── Extracted entries ──

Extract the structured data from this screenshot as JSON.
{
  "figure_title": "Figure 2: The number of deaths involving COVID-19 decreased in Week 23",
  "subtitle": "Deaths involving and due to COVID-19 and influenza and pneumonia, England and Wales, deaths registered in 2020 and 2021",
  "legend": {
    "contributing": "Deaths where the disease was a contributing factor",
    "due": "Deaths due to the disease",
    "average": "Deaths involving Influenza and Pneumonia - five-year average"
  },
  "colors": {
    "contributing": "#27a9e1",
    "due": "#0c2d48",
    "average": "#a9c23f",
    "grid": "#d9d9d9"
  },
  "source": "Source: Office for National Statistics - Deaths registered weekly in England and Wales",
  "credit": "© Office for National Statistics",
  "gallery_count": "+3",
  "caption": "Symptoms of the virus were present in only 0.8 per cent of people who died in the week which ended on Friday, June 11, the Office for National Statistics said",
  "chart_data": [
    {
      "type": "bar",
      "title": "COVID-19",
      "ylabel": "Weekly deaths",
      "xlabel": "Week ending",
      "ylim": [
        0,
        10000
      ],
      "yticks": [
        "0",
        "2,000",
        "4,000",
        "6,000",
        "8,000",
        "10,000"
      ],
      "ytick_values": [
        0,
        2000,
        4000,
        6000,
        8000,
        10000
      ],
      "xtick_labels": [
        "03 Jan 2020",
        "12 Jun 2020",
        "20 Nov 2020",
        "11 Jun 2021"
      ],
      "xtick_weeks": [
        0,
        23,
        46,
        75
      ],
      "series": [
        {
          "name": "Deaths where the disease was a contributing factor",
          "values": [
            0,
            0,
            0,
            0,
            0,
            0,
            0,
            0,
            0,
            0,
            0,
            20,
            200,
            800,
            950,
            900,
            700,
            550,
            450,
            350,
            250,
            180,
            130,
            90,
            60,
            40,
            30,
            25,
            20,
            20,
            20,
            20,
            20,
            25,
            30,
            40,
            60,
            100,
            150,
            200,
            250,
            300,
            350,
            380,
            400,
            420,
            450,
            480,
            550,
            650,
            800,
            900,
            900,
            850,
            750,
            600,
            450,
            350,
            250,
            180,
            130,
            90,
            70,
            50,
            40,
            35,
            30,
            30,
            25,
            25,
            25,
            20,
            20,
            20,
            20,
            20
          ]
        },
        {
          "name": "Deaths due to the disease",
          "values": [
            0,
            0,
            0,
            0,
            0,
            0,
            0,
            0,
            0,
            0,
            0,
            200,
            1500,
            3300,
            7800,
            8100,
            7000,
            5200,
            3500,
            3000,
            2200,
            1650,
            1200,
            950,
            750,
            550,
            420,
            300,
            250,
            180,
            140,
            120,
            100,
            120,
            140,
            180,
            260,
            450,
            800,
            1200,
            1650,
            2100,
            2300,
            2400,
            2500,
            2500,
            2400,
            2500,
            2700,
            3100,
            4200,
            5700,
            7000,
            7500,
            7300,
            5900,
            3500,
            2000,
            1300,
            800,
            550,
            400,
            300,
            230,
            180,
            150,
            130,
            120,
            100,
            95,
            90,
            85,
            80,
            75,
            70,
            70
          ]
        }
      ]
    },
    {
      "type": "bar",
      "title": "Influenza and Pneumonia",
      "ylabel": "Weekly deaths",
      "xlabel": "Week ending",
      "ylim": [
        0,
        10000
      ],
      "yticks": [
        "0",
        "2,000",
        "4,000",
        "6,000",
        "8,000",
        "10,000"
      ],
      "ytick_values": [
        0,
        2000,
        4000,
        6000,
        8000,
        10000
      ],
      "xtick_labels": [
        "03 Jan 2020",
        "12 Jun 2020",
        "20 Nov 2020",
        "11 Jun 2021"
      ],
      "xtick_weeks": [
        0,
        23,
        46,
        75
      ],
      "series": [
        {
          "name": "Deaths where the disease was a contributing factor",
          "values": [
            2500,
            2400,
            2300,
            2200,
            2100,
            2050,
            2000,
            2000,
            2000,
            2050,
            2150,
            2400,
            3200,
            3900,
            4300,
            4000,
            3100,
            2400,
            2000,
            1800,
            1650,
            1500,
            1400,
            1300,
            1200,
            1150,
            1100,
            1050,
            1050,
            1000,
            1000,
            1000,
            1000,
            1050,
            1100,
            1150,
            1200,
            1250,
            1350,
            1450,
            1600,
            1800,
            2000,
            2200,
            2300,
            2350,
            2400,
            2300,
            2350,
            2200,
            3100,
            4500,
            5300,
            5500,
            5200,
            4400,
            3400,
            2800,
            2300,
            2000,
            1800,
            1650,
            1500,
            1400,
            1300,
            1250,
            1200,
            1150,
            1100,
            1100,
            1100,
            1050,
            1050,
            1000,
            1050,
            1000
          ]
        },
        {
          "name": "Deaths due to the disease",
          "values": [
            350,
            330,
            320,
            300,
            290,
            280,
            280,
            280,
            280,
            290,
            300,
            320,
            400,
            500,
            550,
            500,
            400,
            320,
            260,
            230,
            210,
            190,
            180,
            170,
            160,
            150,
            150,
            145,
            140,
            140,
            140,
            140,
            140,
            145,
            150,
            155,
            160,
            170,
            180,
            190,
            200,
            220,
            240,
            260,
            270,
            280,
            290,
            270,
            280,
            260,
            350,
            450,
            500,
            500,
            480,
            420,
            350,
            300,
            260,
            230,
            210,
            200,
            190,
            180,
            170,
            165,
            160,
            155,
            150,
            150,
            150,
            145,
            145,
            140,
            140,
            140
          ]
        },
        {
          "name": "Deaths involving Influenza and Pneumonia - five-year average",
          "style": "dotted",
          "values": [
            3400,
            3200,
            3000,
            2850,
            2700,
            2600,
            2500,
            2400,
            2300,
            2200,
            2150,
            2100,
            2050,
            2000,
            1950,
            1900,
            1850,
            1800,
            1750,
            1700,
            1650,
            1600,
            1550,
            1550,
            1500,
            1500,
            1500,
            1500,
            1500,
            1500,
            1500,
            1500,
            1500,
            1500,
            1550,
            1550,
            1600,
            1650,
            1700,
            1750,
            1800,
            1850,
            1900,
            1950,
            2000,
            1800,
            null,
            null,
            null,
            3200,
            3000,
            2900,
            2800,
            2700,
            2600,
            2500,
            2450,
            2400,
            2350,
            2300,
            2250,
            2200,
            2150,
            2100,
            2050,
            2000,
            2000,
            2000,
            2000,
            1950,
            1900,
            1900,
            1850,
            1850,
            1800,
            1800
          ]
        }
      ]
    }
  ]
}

───

■ **Description of the task**: List every line in the records above that contains the word "Wales".

■ **Reply to the exercise**:
  "subtitle": "Deaths involving and due to COVID-19 and influenza and pneumonia, England and Wales, deaths registered in 2020 and 2021",
  "source": "Source: Office for National Statistics - Deaths registered weekly in England and Wales",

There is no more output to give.